>> Begin
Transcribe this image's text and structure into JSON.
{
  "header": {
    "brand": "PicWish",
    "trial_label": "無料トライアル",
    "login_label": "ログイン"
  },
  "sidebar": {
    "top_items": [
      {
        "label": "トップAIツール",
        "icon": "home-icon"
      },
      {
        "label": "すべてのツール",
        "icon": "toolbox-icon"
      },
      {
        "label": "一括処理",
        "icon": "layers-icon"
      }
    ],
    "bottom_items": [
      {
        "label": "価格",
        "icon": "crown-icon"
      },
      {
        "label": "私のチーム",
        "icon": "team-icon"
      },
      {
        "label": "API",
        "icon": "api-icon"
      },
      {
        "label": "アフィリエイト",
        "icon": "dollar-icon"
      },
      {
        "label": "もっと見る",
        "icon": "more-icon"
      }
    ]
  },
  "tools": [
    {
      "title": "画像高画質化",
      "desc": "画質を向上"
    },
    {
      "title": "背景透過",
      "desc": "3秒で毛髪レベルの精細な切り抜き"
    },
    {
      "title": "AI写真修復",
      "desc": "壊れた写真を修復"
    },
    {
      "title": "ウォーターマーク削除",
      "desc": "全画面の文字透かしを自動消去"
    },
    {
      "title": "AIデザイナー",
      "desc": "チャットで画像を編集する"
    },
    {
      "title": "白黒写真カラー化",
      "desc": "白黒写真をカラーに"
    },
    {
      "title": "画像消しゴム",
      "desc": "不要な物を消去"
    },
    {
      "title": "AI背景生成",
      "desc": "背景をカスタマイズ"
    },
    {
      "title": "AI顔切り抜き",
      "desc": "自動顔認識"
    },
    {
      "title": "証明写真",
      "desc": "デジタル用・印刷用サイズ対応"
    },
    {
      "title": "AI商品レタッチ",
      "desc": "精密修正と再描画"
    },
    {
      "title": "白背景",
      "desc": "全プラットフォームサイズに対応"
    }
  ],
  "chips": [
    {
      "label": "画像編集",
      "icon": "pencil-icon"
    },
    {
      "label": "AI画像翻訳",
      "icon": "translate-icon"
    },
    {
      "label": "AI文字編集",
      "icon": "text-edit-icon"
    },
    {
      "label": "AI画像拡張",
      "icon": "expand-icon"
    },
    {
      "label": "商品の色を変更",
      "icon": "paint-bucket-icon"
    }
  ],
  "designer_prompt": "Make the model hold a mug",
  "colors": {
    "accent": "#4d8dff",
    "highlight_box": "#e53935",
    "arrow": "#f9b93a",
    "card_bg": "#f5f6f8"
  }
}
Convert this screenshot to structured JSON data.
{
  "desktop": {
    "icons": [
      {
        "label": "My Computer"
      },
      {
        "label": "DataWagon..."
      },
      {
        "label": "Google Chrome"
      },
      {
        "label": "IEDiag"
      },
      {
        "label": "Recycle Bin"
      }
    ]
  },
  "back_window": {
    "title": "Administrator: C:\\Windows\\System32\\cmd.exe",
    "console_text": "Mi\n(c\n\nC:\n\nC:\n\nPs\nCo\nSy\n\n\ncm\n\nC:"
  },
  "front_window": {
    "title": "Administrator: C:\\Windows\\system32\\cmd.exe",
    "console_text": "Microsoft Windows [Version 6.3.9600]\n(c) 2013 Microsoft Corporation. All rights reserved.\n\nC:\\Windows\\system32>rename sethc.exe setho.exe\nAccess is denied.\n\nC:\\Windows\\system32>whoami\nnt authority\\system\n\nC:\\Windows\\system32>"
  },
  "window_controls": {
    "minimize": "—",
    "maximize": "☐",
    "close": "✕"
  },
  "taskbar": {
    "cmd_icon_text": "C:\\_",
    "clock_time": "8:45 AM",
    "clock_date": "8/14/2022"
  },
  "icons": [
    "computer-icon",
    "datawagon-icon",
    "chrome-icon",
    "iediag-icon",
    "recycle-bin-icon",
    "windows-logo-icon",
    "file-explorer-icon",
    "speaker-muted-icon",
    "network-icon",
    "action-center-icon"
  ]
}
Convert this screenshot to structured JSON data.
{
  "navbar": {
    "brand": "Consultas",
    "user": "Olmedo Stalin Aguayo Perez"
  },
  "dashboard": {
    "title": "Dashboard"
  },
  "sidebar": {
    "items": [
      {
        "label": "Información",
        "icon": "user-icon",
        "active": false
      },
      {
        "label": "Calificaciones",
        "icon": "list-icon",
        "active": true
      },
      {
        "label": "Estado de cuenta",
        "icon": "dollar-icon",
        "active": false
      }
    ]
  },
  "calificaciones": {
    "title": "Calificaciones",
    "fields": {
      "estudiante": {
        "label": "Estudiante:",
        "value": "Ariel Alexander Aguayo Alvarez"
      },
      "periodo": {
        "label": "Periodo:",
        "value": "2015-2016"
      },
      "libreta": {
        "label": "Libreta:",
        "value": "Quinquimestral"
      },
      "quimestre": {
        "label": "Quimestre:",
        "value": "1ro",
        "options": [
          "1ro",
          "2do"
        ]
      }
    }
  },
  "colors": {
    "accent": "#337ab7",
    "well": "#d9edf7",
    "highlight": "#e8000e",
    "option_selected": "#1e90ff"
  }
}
>> End
_GIVEN TASK_
From the entries above, copy every line where the word "Aguayo" shows up.

_WRITTEN ANSWER_
    "user": "Olmedo Stalin Aguayo Perez"
        "value": "Ariel Alexander Aguayo Alvarez"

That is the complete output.